◆ SHORT EXERCISE:
Copy the entries word for word, from the line containing "158, 1171, 529]" down to the line containing "158, 78, 172]", including both of those lines.

Box annotation data
:::::
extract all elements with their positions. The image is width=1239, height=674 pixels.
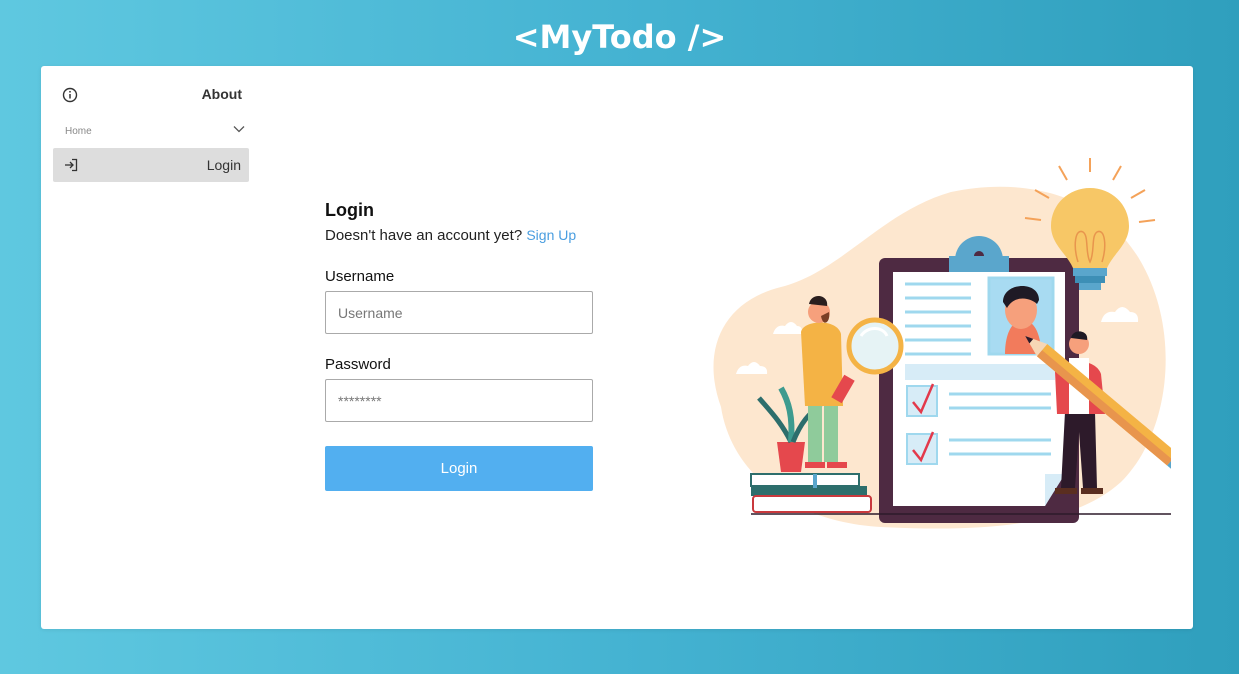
login-illustration	[713, 158, 1171, 529]
username-label: Username	[325, 268, 395, 285]
password-label: Password	[325, 356, 391, 373]
username-input[interactable]	[325, 291, 593, 334]
sidebar-item-login[interactable]: Login	[53, 148, 249, 182]
about-link[interactable]: About	[53, 78, 249, 110]
home-label: Home	[65, 126, 92, 137]
login-button[interactable]: Login	[325, 446, 593, 491]
info-icon	[62, 87, 78, 103]
sidebar: About Home Login	[53, 78, 249, 182]
signup-link[interactable]: Sign Up	[526, 227, 576, 243]
password-input[interactable]	[325, 379, 593, 422]
login-icon	[65, 158, 78, 172]
main-card: About Home Login Login Doesn't have an a…	[41, 66, 1193, 629]
chevron-down-icon	[233, 126, 245, 133]
about-label: About	[201, 86, 242, 102]
app-title: <MyTodo />	[512, 18, 727, 56]
login-form: Login Doesn't have an account yet? Sign …	[325, 200, 593, 491]
home-section-toggle[interactable]: Home	[53, 112, 249, 148]
sidebar-item-label: Login	[206, 157, 241, 173]
login-title: Login	[325, 200, 374, 220]
signup-prompt-text: Doesn't have an account yet?	[325, 227, 523, 244]
signup-prompt: Doesn't have an account yet? Sign Up	[325, 227, 593, 244]
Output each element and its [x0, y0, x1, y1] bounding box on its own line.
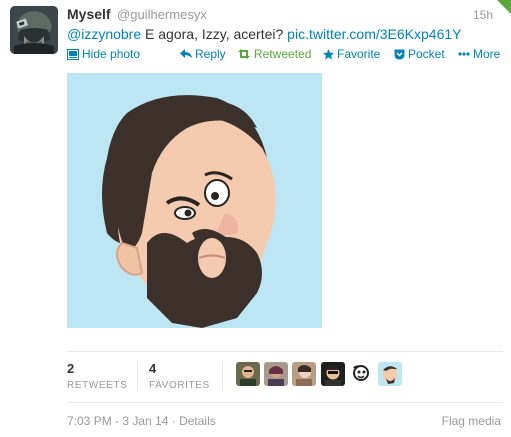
flag-media-link[interactable]: Flag media	[442, 414, 501, 428]
retweeted-label: Retweeted	[254, 47, 312, 61]
favorite-button[interactable]: Favorite	[323, 47, 380, 61]
pocket-button[interactable]: Pocket	[394, 47, 445, 61]
favoriter-avatar[interactable]	[349, 362, 373, 386]
favorites-stat[interactable]: 4 FAVORITES	[149, 361, 210, 391]
tweet-body-text: E agora, Izzy, acertei?	[141, 26, 288, 42]
details-link[interactable]: Details	[179, 414, 216, 428]
user-username[interactable]: @guilhermesyx	[117, 7, 207, 22]
photo-icon	[67, 48, 79, 60]
retweets-label: RETWEETS	[67, 380, 128, 391]
favoriter-avatar[interactable]	[378, 362, 402, 386]
tweet-datetime: 7:03 PM - 3 Jan 14	[67, 414, 169, 428]
user-fullname[interactable]: Myself	[67, 6, 111, 22]
mention-link[interactable]: @izzynobre	[67, 26, 141, 42]
favoriter-avatar[interactable]	[321, 362, 345, 386]
favoriter-avatar[interactable]	[292, 362, 316, 386]
media-link[interactable]: pic.twitter.com/3E6Kxp461Y	[287, 26, 461, 42]
divider-top	[67, 351, 503, 352]
retweeted-button[interactable]: Retweeted	[237, 47, 311, 61]
tweet-header: Myself @guilhermesyx 15h	[67, 6, 501, 24]
retweets-count: 2	[67, 361, 75, 376]
more-dots-icon	[458, 52, 470, 56]
retweets-stat[interactable]: 2 RETWEETS	[67, 361, 127, 391]
pocket-icon	[394, 49, 405, 60]
tweet-media-photo[interactable]	[67, 73, 322, 328]
tweet-actions: Hide photo Reply Retweeted Favorite Pock	[67, 47, 503, 63]
favorite-label: Favorite	[337, 47, 381, 61]
reply-button[interactable]: Reply	[180, 47, 226, 61]
tweet-timestamp[interactable]: 15h	[473, 8, 493, 22]
reply-label: Reply	[195, 47, 226, 61]
favorites-label: FAVORITES	[149, 380, 210, 391]
tweet-text: @izzynobre E agora, Izzy, acertei? pic.t…	[67, 26, 461, 42]
more-button[interactable]: More	[458, 47, 500, 61]
footer-separator: ·	[168, 414, 180, 428]
stats-separator	[137, 361, 138, 391]
more-label: More	[473, 47, 501, 61]
favoriter-avatar[interactable]	[264, 362, 288, 386]
pocket-label: Pocket	[408, 47, 445, 61]
favorites-count: 4	[149, 361, 157, 376]
reply-icon	[180, 49, 192, 59]
hide-photo-label: Hide photo	[82, 47, 141, 61]
tweet: Myself @guilhermesyx 15h @izzynobre E ag…	[0, 0, 511, 437]
hide-photo-button[interactable]: Hide photo	[67, 47, 140, 61]
favoriter-avatar[interactable]	[236, 362, 260, 386]
tweet-footer: 7:03 PM - 3 Jan 14 · Details Flag media	[67, 414, 503, 428]
retweet-icon	[237, 49, 251, 59]
stats-separator	[222, 361, 223, 391]
user-avatar[interactable]	[10, 6, 58, 54]
favorite-star-icon	[323, 48, 334, 60]
divider-bottom	[67, 402, 503, 403]
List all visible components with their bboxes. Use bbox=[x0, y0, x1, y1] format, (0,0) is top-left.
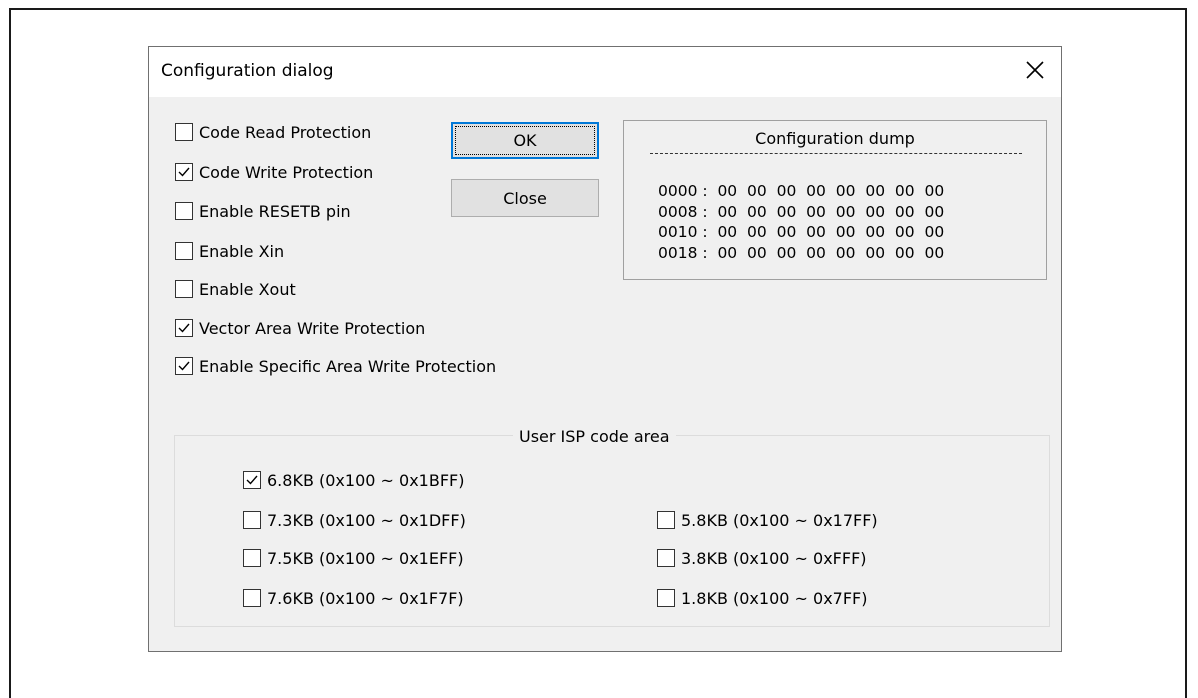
close-icon[interactable] bbox=[1023, 58, 1047, 82]
close-button[interactable]: Close bbox=[451, 179, 599, 217]
option-label: Code Write Protection bbox=[199, 162, 374, 182]
option-label: Enable Xin bbox=[199, 241, 285, 261]
isp-option-7-3kb[interactable]: 7.3KB (0x100 ~ 0x1DFF) bbox=[243, 507, 466, 533]
option-label: Enable Specific Area Write Protection bbox=[199, 356, 497, 376]
option-enable-xout[interactable]: Enable Xout bbox=[175, 276, 296, 302]
isp-option-3-8kb[interactable]: 3.8KB (0x100 ~ 0xFFF) bbox=[657, 545, 867, 571]
isp-option-6-8kb[interactable]: 6.8KB (0x100 ~ 0x1BFF) bbox=[243, 467, 464, 493]
isp-option-label: 6.8KB (0x100 ~ 0x1BFF) bbox=[267, 470, 465, 490]
checkbox-enable-xin[interactable] bbox=[175, 242, 193, 260]
checkbox-vector-area-write-protection[interactable] bbox=[175, 319, 193, 337]
isp-option-7-5kb[interactable]: 7.5KB (0x100 ~ 0x1EFF) bbox=[243, 545, 464, 571]
isp-option-7-6kb[interactable]: 7.6KB (0x100 ~ 0x1F7F) bbox=[243, 585, 464, 611]
isp-option-label: 7.5KB (0x100 ~ 0x1EFF) bbox=[267, 548, 464, 568]
isp-option-5-8kb[interactable]: 5.8KB (0x100 ~ 0x17FF) bbox=[657, 507, 878, 533]
checkmark-icon bbox=[178, 361, 190, 371]
option-label: Enable Xout bbox=[199, 279, 296, 299]
option-code-read-protection[interactable]: Code Read Protection bbox=[175, 119, 371, 145]
close-button-label: Close bbox=[503, 188, 547, 208]
isp-option-label: 1.8KB (0x100 ~ 0x7FF) bbox=[681, 588, 868, 608]
checkmark-icon bbox=[246, 475, 258, 485]
option-vector-area-write-protection[interactable]: Vector Area Write Protection bbox=[175, 315, 425, 341]
checkbox-code-write-protection[interactable] bbox=[175, 163, 193, 181]
option-label: Code Read Protection bbox=[199, 122, 372, 142]
dump-line: 0008 : 00 00 00 00 00 00 00 00 bbox=[658, 202, 945, 221]
focus-rect bbox=[455, 126, 595, 155]
checkbox-isp-3-8kb[interactable] bbox=[657, 549, 675, 567]
checkbox-isp-1-8kb[interactable] bbox=[657, 589, 675, 607]
option-label: Enable RESETB pin bbox=[199, 201, 351, 221]
dump-line: 0000 : 00 00 00 00 00 00 00 00 bbox=[658, 182, 945, 200]
dump-lines: 0000 : 00 00 00 00 00 00 00 00 0008 : 00… bbox=[658, 181, 944, 263]
dump-line: 0018 : 00 00 00 00 00 00 00 00 bbox=[658, 243, 945, 262]
option-enable-xin[interactable]: Enable Xin bbox=[175, 238, 284, 264]
checkbox-enable-specific-area-write-protection[interactable] bbox=[175, 357, 193, 375]
checkmark-icon bbox=[178, 167, 190, 177]
dump-title: Configuration dump bbox=[755, 129, 915, 148]
checkbox-isp-7-6kb[interactable] bbox=[243, 589, 261, 607]
checkbox-enable-resetb-pin[interactable] bbox=[175, 202, 193, 220]
checkbox-enable-xout[interactable] bbox=[175, 280, 193, 298]
configuration-dump-panel: Configuration dump 0000 : 00 00 00 00 00… bbox=[623, 120, 1047, 280]
checkbox-isp-7-5kb[interactable] bbox=[243, 549, 261, 567]
checkbox-isp-6-8kb[interactable] bbox=[243, 471, 261, 489]
checkbox-isp-7-3kb[interactable] bbox=[243, 511, 261, 529]
checkbox-isp-5-8kb[interactable] bbox=[657, 511, 675, 529]
isp-option-label: 3.8KB (0x100 ~ 0xFFF) bbox=[681, 548, 867, 568]
option-label: Vector Area Write Protection bbox=[199, 318, 426, 338]
configuration-dialog: Configuration dialog Code Read Protectio… bbox=[148, 46, 1062, 652]
dialog-titlebar: Configuration dialog bbox=[149, 47, 1061, 97]
ok-button[interactable]: OK bbox=[451, 122, 599, 159]
option-enable-specific-area-write-protection[interactable]: Enable Specific Area Write Protection bbox=[175, 353, 496, 379]
isp-option-label: 7.3KB (0x100 ~ 0x1DFF) bbox=[267, 510, 466, 530]
option-enable-resetb-pin[interactable]: Enable RESETB pin bbox=[175, 198, 351, 224]
dump-separator bbox=[650, 153, 1022, 154]
dialog-title: Configuration dialog bbox=[161, 61, 334, 81]
isp-area-title: User ISP code area bbox=[513, 427, 676, 446]
isp-option-label: 5.8KB (0x100 ~ 0x17FF) bbox=[681, 510, 878, 530]
isp-option-label: 7.6KB (0x100 ~ 0x1F7F) bbox=[267, 588, 464, 608]
checkmark-icon bbox=[178, 323, 190, 333]
dump-line: 0010 : 00 00 00 00 00 00 00 00 bbox=[658, 223, 945, 241]
checkbox-code-read-protection[interactable] bbox=[175, 123, 193, 141]
option-code-write-protection[interactable]: Code Write Protection bbox=[175, 159, 373, 185]
isp-option-1-8kb[interactable]: 1.8KB (0x100 ~ 0x7FF) bbox=[657, 585, 867, 611]
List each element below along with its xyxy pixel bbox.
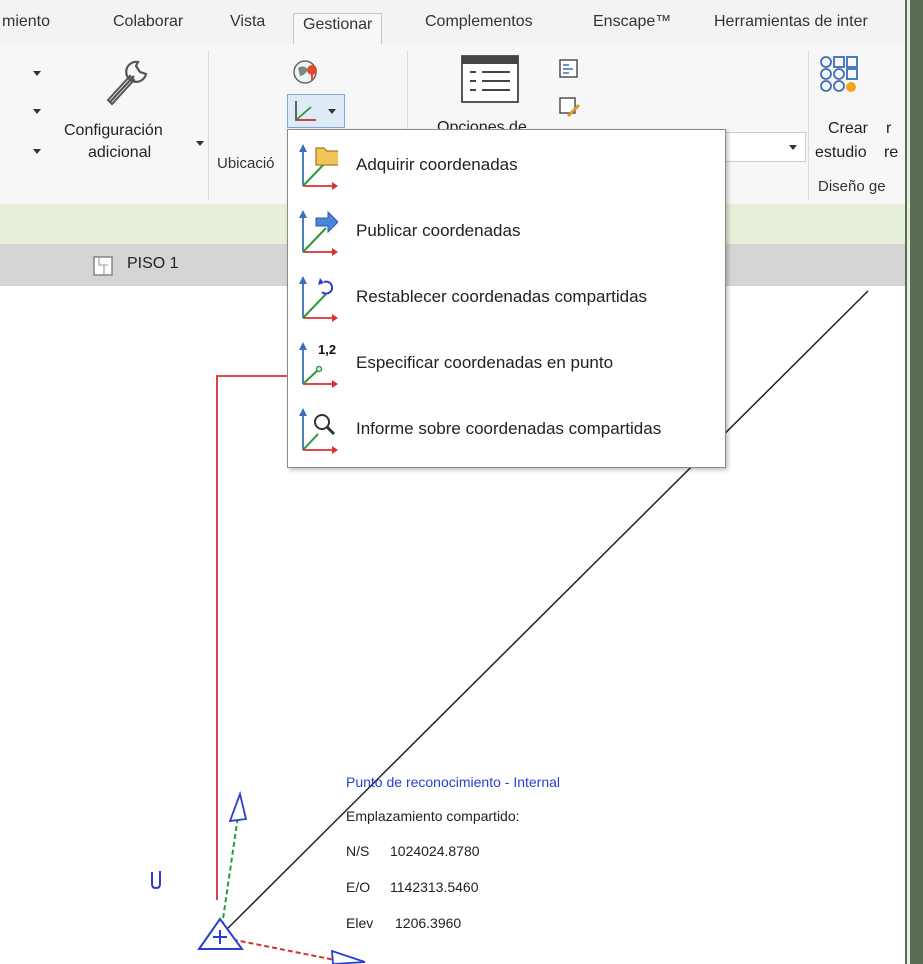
tab-complementos[interactable]: Complementos bbox=[425, 11, 533, 44]
tab-modelado[interactable]: miento bbox=[2, 11, 50, 44]
elev-value: 1206.3960 bbox=[395, 915, 462, 931]
wrench-icon[interactable] bbox=[100, 52, 156, 110]
menu-item-adquirir[interactable]: Adquirir coordenadas bbox=[289, 136, 724, 196]
coordinates-dropdown-button[interactable] bbox=[287, 94, 345, 128]
menu-item-label: Especificar coordenadas en punto bbox=[356, 353, 614, 372]
ribbon-separator bbox=[808, 50, 809, 200]
options-list-icon[interactable] bbox=[460, 54, 520, 104]
tab-herramientas[interactable]: Herramientas de inter bbox=[714, 11, 868, 44]
paperclip-icon[interactable] bbox=[150, 868, 162, 890]
design-options-icon[interactable] bbox=[558, 58, 580, 80]
ns-value: 1024024.8780 bbox=[390, 843, 480, 859]
elev-label: Elev bbox=[346, 915, 374, 931]
publish-coordinates-icon bbox=[299, 210, 338, 256]
design-options-select[interactable] bbox=[724, 132, 806, 162]
menu-item-restablecer[interactable]: Restablecer coordenadas compartidas bbox=[289, 268, 724, 328]
menu-item-label: Adquirir coordenadas bbox=[356, 155, 518, 174]
chevron-down-icon bbox=[328, 109, 336, 114]
tab-vista[interactable]: Vista bbox=[230, 11, 265, 44]
menu-item-label: Informe sobre coordenadas compartidas bbox=[356, 419, 662, 438]
chevron-down-icon[interactable] bbox=[33, 71, 41, 76]
tab-colaborar[interactable]: Colaborar bbox=[113, 11, 183, 44]
floor-plan-icon bbox=[93, 256, 113, 276]
ribbon-tab-bar: miento Colaborar Vista Gestionar Complem… bbox=[0, 0, 905, 45]
survey-point-subtitle: Emplazamiento compartido: bbox=[346, 808, 520, 824]
ribbon-separator bbox=[208, 50, 209, 200]
tab-enscape[interactable]: Enscape™ bbox=[593, 11, 671, 44]
coordinates-icon bbox=[295, 101, 316, 121]
panel-label-ubicacion: Ubicació bbox=[217, 155, 275, 172]
svg-text:1,2: 1,2 bbox=[318, 342, 336, 357]
tab-gestionar[interactable]: Gestionar bbox=[293, 13, 383, 45]
crear-label[interactable]: Crear bbox=[828, 120, 868, 138]
acquire-coordinates-icon bbox=[299, 144, 338, 190]
chevron-down-icon[interactable] bbox=[33, 109, 41, 114]
estudio-label[interactable]: estudio bbox=[815, 144, 867, 162]
chevron-down-icon[interactable] bbox=[33, 149, 41, 154]
menu-item-label: Restablecer coordenadas compartidas bbox=[356, 287, 648, 306]
partial-label-2[interactable]: re bbox=[884, 144, 898, 162]
location-globe-icon[interactable] bbox=[292, 58, 322, 86]
menu-item-informe[interactable]: Informe sobre coordenadas compartidas bbox=[289, 400, 724, 460]
coordinates-menu: Adquirir coordenadas Publicar coordenada… bbox=[287, 129, 726, 468]
chevron-down-icon[interactable] bbox=[196, 141, 204, 146]
view-tab-piso1[interactable]: PISO 1 bbox=[127, 255, 179, 273]
report-coordinates-icon bbox=[299, 408, 338, 454]
edit-options-icon[interactable] bbox=[558, 96, 582, 120]
partial-label[interactable]: r bbox=[886, 120, 891, 138]
chevron-down-icon bbox=[789, 145, 797, 150]
eo-label: E/O bbox=[346, 879, 371, 895]
panel-label-diseno: Diseño ge bbox=[818, 178, 886, 195]
specify-coordinates-icon: 1,2 bbox=[299, 342, 338, 388]
generative-study-icon[interactable] bbox=[818, 54, 858, 94]
window-edge bbox=[905, 0, 923, 964]
survey-point-title: Punto de reconocimiento - Internal bbox=[346, 774, 561, 790]
menu-item-publicar[interactable]: Publicar coordenadas bbox=[289, 202, 724, 262]
ns-label: N/S bbox=[346, 843, 370, 859]
menu-item-label: Publicar coordenadas bbox=[356, 221, 521, 240]
eo-value: 1142313.5460 bbox=[390, 879, 479, 895]
config-label-2[interactable]: adicional bbox=[88, 144, 151, 162]
reset-coordinates-icon bbox=[299, 276, 338, 322]
config-label-1[interactable]: Configuración bbox=[64, 122, 163, 140]
menu-item-especificar[interactable]: 1,2 Especificar coordenadas en punto bbox=[289, 334, 724, 394]
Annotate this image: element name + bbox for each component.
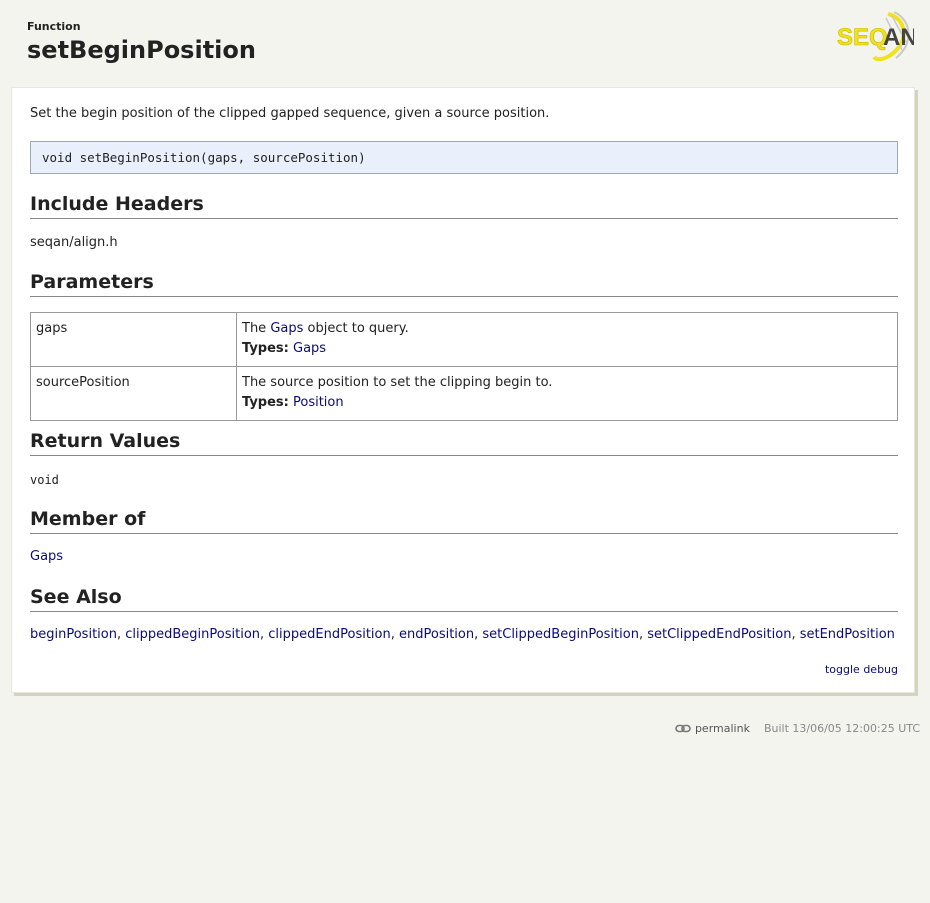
footer: permalink Built 13/06/05 12:00:25 UTC — [675, 722, 920, 735]
permalink-link[interactable]: permalink — [695, 722, 750, 735]
see-also-link[interactable]: clippedEndPosition — [268, 627, 390, 642]
separator: , — [638, 627, 648, 642]
types-label: Types: — [242, 395, 289, 410]
param-name: sourcePosition — [30, 366, 237, 421]
see-also-link[interactable]: setClippedEndPosition — [647, 627, 791, 642]
param-desc-text: The source position to set the clipping … — [242, 375, 553, 390]
parameters-table: gaps The Gaps object to query. Types: Ga… — [30, 312, 898, 421]
table-row: gaps The Gaps object to query. Types: Ga… — [30, 312, 898, 367]
param-desc-text: The — [242, 321, 271, 336]
parameters-heading: Parameters — [30, 269, 898, 297]
include-header-value: seqan/align.h — [30, 235, 118, 250]
see-also-link[interactable]: setClippedBeginPosition — [482, 627, 639, 642]
build-timestamp: Built 13/06/05 12:00:25 UTC — [763, 722, 920, 735]
include-headers-heading: Include Headers — [30, 191, 898, 219]
position-type-link[interactable]: Position — [293, 395, 344, 410]
return-value: void — [30, 473, 59, 487]
separator: , — [390, 627, 399, 642]
param-description: The Gaps object to query. Types: Gaps — [236, 312, 898, 367]
svg-text:SEQ: SEQ — [837, 24, 888, 51]
see-also-link[interactable]: beginPosition — [30, 627, 117, 642]
svg-text:AN: AN — [883, 24, 914, 51]
page-title: setBeginPosition — [27, 36, 256, 64]
see-also-link[interactable]: setEndPosition — [800, 627, 895, 642]
toggle-debug-link[interactable]: toggle debug — [825, 663, 898, 676]
param-desc-text: object to query. — [303, 321, 409, 336]
gaps-type-link[interactable]: Gaps — [293, 341, 326, 356]
member-of-heading: Member of — [30, 506, 898, 534]
content-card: Set the begin position of the clipped ga… — [11, 87, 915, 693]
member-of-link[interactable]: Gaps — [30, 549, 63, 564]
see-also-links: beginPosition, clippedBeginPosition, cli… — [30, 627, 895, 642]
see-also-link[interactable]: endPosition — [399, 627, 474, 642]
summary-text: Set the begin position of the clipped ga… — [30, 106, 550, 121]
types-label: Types: — [242, 341, 289, 356]
signature-box: void setBeginPosition(gaps, sourcePositi… — [30, 141, 898, 174]
return-values-heading: Return Values — [30, 428, 898, 456]
separator: , — [116, 627, 126, 642]
chain-link-icon — [675, 724, 691, 733]
page-header: Function setBeginPosition — [27, 20, 256, 65]
table-row: sourcePosition The source position to se… — [30, 366, 898, 421]
see-also-link[interactable]: clippedBeginPosition — [125, 627, 260, 642]
param-name: gaps — [30, 312, 237, 367]
param-description: The source position to set the clipping … — [236, 366, 898, 421]
gaps-link[interactable]: Gaps — [270, 321, 303, 336]
seqan-logo[interactable]: SEQ AN — [836, 10, 914, 62]
entry-kind: Function — [27, 20, 81, 33]
see-also-heading: See Also — [30, 584, 898, 612]
separator: , — [791, 627, 800, 642]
:::::
◆ TASK SOLUTION:
login-illustration	[713, 158, 1171, 529]
username-label: Username	[325, 268, 395, 285]
password-label: Password	[325, 356, 391, 373]
username-input[interactable]	[325, 291, 593, 334]
sidebar-item-login[interactable]: Login	[53, 148, 249, 182]
about-link[interactable]: About	[53, 78, 249, 110]
home-label: Home	[65, 126, 92, 137]
login-button[interactable]: Login	[325, 446, 593, 491]
info-icon	[62, 87, 78, 103]
sidebar: About Home Login	[53, 78, 249, 182]
signup-link[interactable]: Sign Up	[526, 227, 576, 243]
password-input[interactable]	[325, 379, 593, 422]
login-icon	[65, 158, 78, 172]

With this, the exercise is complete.